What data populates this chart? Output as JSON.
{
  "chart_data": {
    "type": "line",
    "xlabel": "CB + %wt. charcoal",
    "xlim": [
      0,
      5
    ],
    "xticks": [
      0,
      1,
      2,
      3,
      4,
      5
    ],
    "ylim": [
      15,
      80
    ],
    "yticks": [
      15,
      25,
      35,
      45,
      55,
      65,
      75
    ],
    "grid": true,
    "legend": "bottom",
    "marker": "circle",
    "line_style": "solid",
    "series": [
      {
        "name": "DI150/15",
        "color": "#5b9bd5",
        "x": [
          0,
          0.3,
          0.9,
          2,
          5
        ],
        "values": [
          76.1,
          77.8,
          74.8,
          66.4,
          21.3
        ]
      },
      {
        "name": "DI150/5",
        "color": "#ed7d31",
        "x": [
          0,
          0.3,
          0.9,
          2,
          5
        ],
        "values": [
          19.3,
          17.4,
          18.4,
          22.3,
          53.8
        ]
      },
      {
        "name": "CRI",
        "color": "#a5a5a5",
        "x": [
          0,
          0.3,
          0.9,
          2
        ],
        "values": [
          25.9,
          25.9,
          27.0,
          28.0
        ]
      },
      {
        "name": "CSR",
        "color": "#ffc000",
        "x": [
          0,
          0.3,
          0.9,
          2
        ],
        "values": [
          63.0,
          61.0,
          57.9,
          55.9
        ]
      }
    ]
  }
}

» **Written exercise**
Go through the material line by line. Show each line that contains the string "color".

» **Full response**
        "color": "#5b9bd5",
        "color": "#ed7d31",
        "color": "#a5a5a5",
        "color": "#ffc000",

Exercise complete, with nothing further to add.